━━━━━ Provided information ━━━━━

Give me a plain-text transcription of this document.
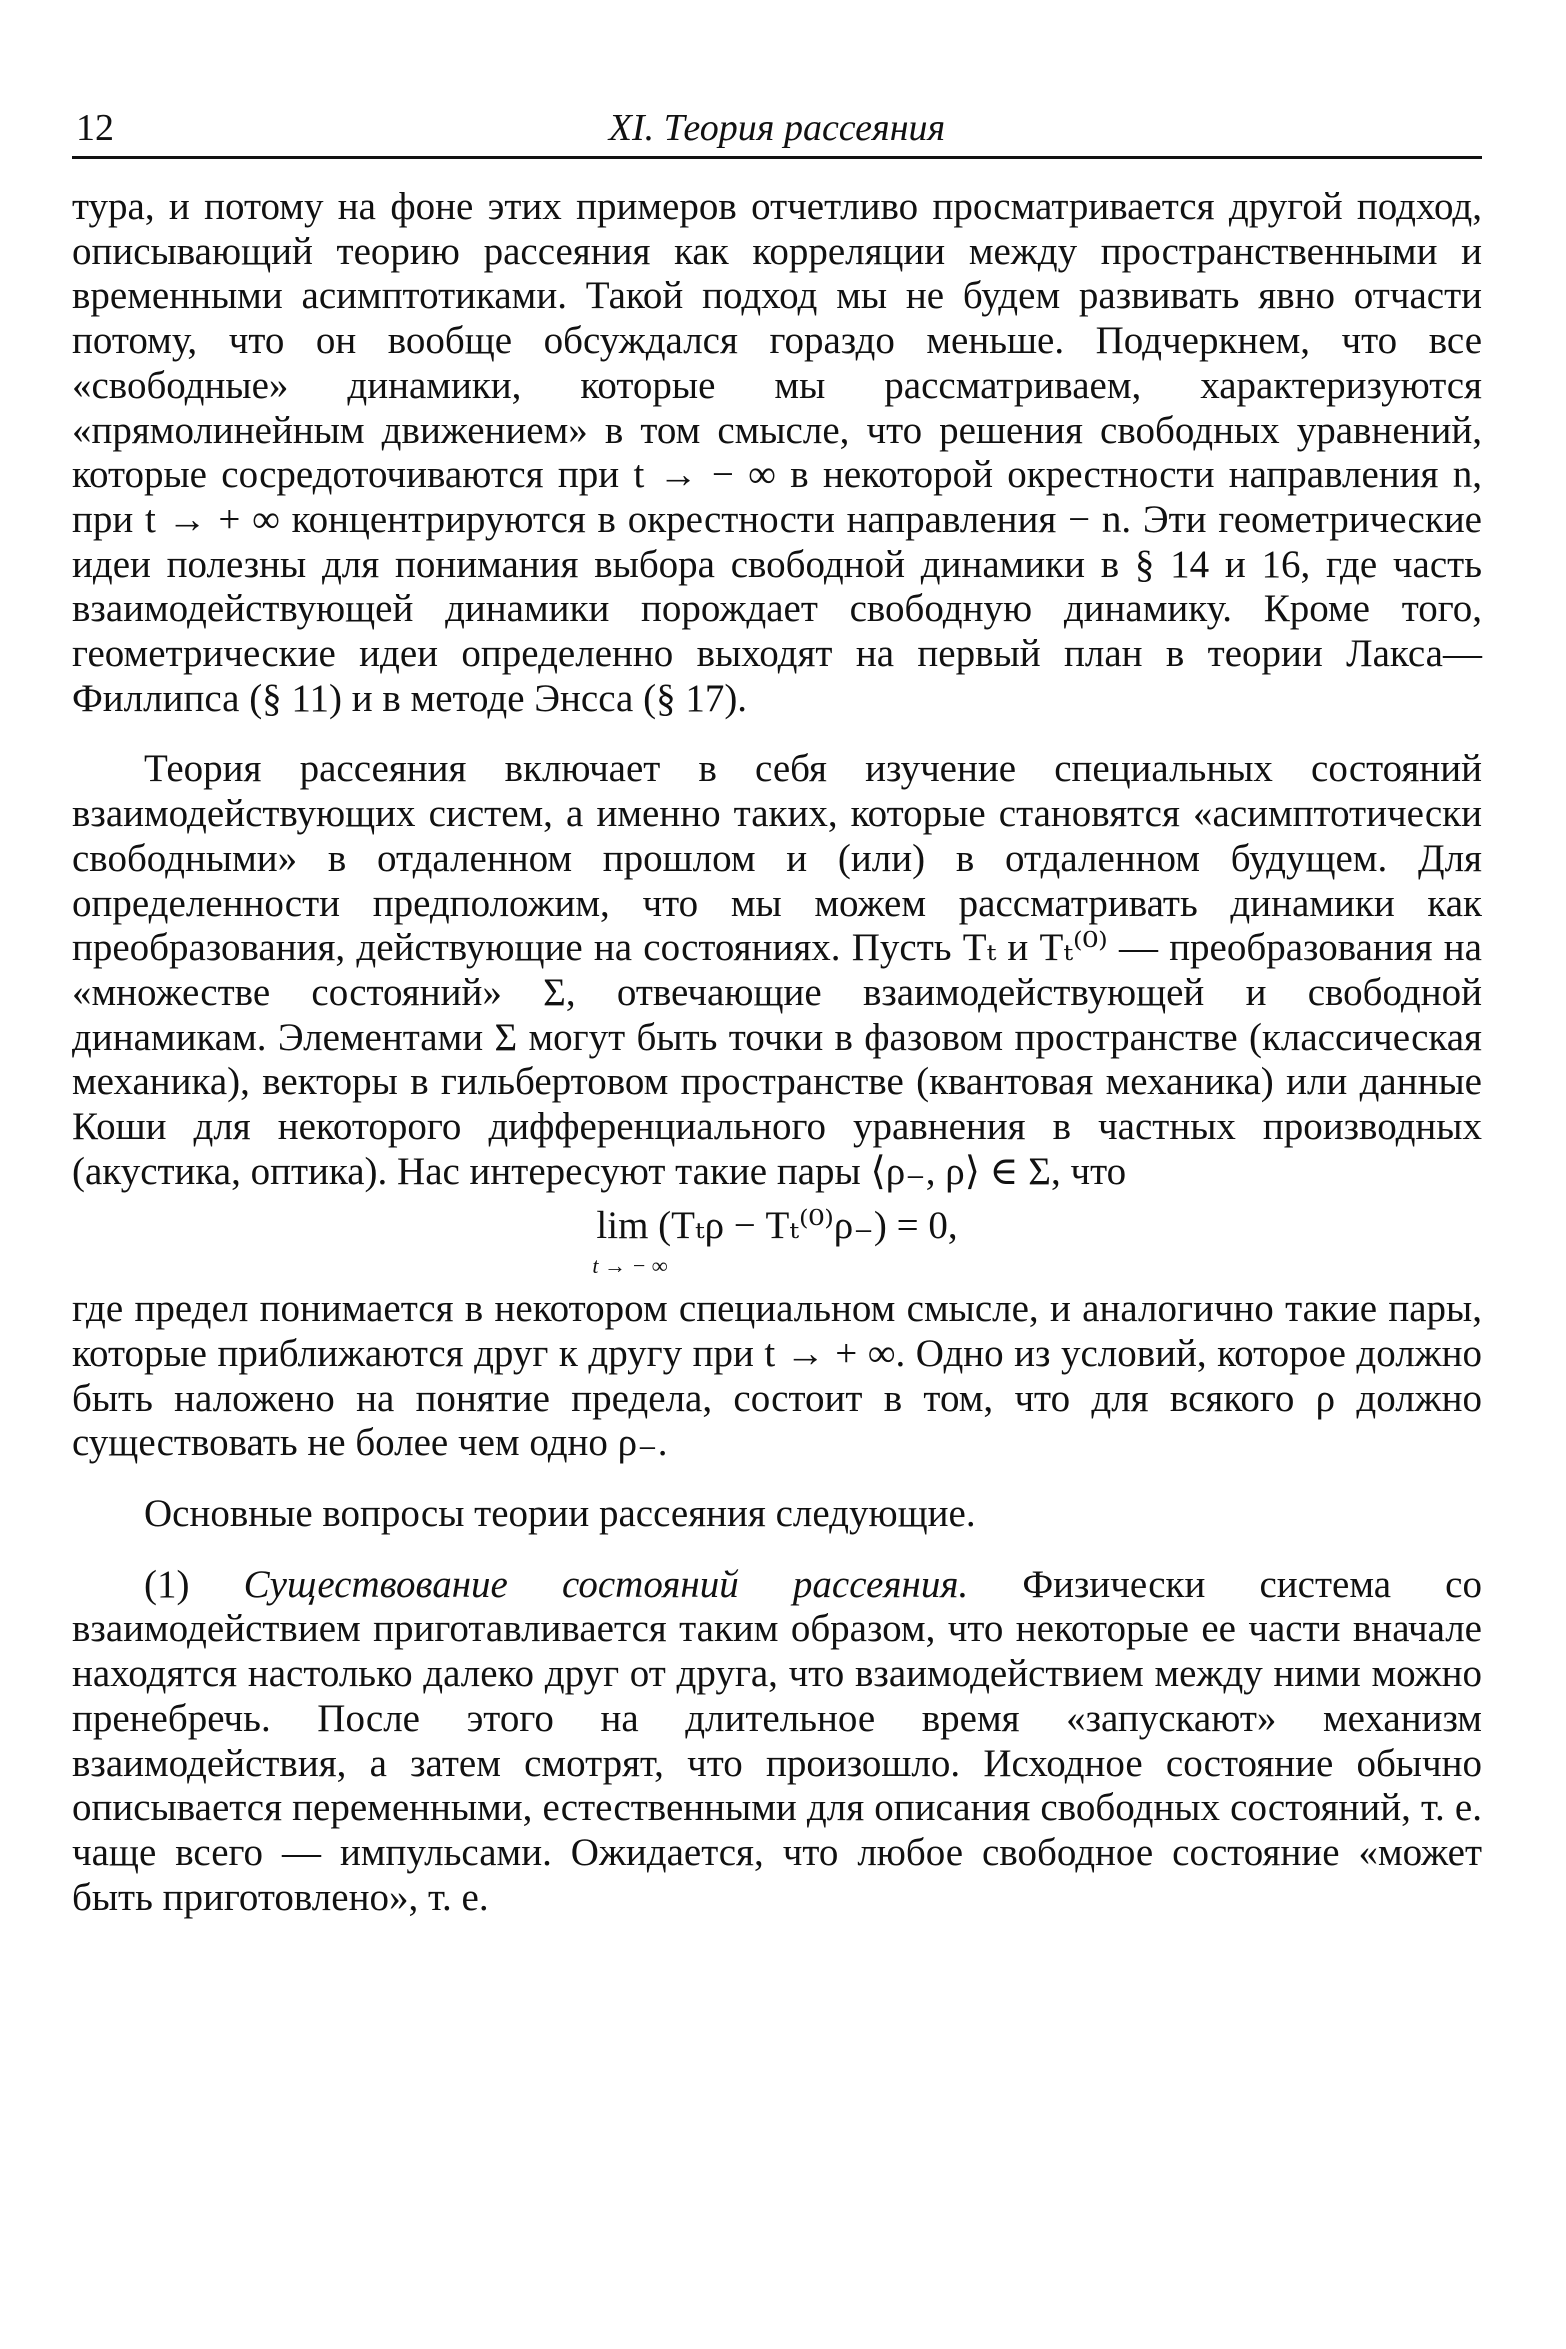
12	XI. Теория рассеяния

тура, и потому на фоне этих примеров отчетливо просматривается другой подход, описывающий теорию рассеяния как корреляции между пространственными и временными асимптотиками. Такой подход мы не будем развивать явно отчасти потому, что он вообще обсуждался гораздо меньше. Подчеркнем, что все «свободные» динамики, которые мы рассматриваем, характеризуются «прямолинейным движением» в том смысле, что решения свободных уравнений, которые сосредоточиваются при t → − ∞ в некоторой окрестности направления n, при t → + ∞ концентрируются в окрестности направления − n. Эти геометрические идеи полезны для понимания выбора свободной динамики в § 14 и 16, где часть взаимодействующей динамики порождает свободную динамику. Кроме того, геометрические идеи определенно выходят на первый план в теории Лакса—Филлипса (§ 11) и в методе Энсса (§ 17).

Теория рассеяния включает в себя изучение специальных состояний взаимодействующих систем, а именно таких, которые становятся «асимптотически свободными» в отдаленном прошлом и (или) в отдаленном будущем. Для определенности предположим, что мы можем рассматривать динамики как преобразования, действующие на состояниях. Пусть Tₜ и Tₜ⁽⁰⁾ — преобразования на «множестве состояний» Σ, отвечающие взаимодействующей и свободной динамикам. Элементами Σ могут быть точки в фазовом пространстве (классическая механика), векторы в гильбертовом пространстве (квантовая механика) или данные Коши для некоторого дифференциального уравнения в частных производных (акустика, оптика). Нас интересуют такие пары ⟨ρ₋, ρ⟩ ∈ Σ, что

lim
t → − ∞
(Tₜρ − Tₜ⁽⁰⁾ρ₋) = 0,

где предел понимается в некотором специальном смысле, и аналогично такие пары, которые приближаются друг к другу при t → + ∞. Одно из условий, которое должно быть наложено на понятие предела, состоит в том, что для всякого ρ должно существовать не более чем одно ρ₋.

Основные вопросы теории рассеяния следующие.

(1) Существование состояний рассеяния. Физически система со взаимодействием приготавливается таким образом, что некоторые ее части вначале находятся настолько далеко друг от друга, что взаимодействием между ними можно пренебречь. После этого на длительное время «запускают» механизм взаимодействия, а затем смотрят, что произошло. Исходное состояние обычно описывается переменными, естественными для описания свободных состояний, т. е. чаще всего — импульсами. Ожидается, что любое свободное состояние «может быть приготовлено», т. е.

━━━━━

Directive
Give the data above again in full and unchanged, skipping the pictures.

Completed task
Give me a plain-text transcription of this document.
12	XI. Теория рассеяния

тура, и потому на фоне этих примеров отчетливо просматривается другой подход, описывающий теорию рассеяния как корреляции между пространственными и временными асимптотиками. Такой подход мы не будем развивать явно отчасти потому, что он вообще обсуждался гораздо меньше. Подчеркнем, что все «свободные» динамики, которые мы рассматриваем, характеризуются «прямолинейным движением» в том смысле, что решения свободных уравнений, которые сосредоточиваются при t → − ∞ в некоторой окрестности направления n, при t → + ∞ концентрируются в окрестности направления − n. Эти геометрические идеи полезны для понимания выбора свободной динамики в § 14 и 16, где часть взаимодействующей динамики порождает свободную динамику. Кроме того, геометрические идеи определенно выходят на первый план в теории Лакса—Филлипса (§ 11) и в методе Энсса (§ 17).

Теория рассеяния включает в себя изучение специальных состояний взаимодействующих систем, а именно таких, которые становятся «асимптотически свободными» в отдаленном прошлом и (или) в отдаленном будущем. Для определенности предположим, что мы можем рассматривать динамики как преобразования, действующие на состояниях. Пусть Tₜ и Tₜ⁽⁰⁾ — преобразования на «множестве состояний» Σ, отвечающие взаимодействующей и свободной динамикам. Элементами Σ могут быть точки в фазовом пространстве (классическая механика), векторы в гильбертовом пространстве (квантовая механика) или данные Коши для некоторого дифференциального уравнения в частных производных (акустика, оптика). Нас интересуют такие пары ⟨ρ₋, ρ⟩ ∈ Σ, что

lim
t → − ∞
(Tₜρ − Tₜ⁽⁰⁾ρ₋) = 0,

где предел понимается в некотором специальном смысле, и аналогично такие пары, которые приближаются друг к другу при t → + ∞. Одно из условий, которое должно быть наложено на понятие предела, состоит в том, что для всякого ρ должно существовать не более чем одно ρ₋.

Основные вопросы теории рассеяния следующие.

(1) Существование состояний рассеяния. Физически система со взаимодействием приготавливается таким образом, что некоторые ее части вначале находятся настолько далеко друг от друга, что взаимодействием между ними можно пренебречь. После этого на длительное время «запускают» механизм взаимодействия, а затем смотрят, что произошло. Исходное состояние обычно описывается переменными, естественными для описания свободных состояний, т. е. чаще всего — импульсами. Ожидается, что любое свободное состояние «может быть приготовлено», т. е.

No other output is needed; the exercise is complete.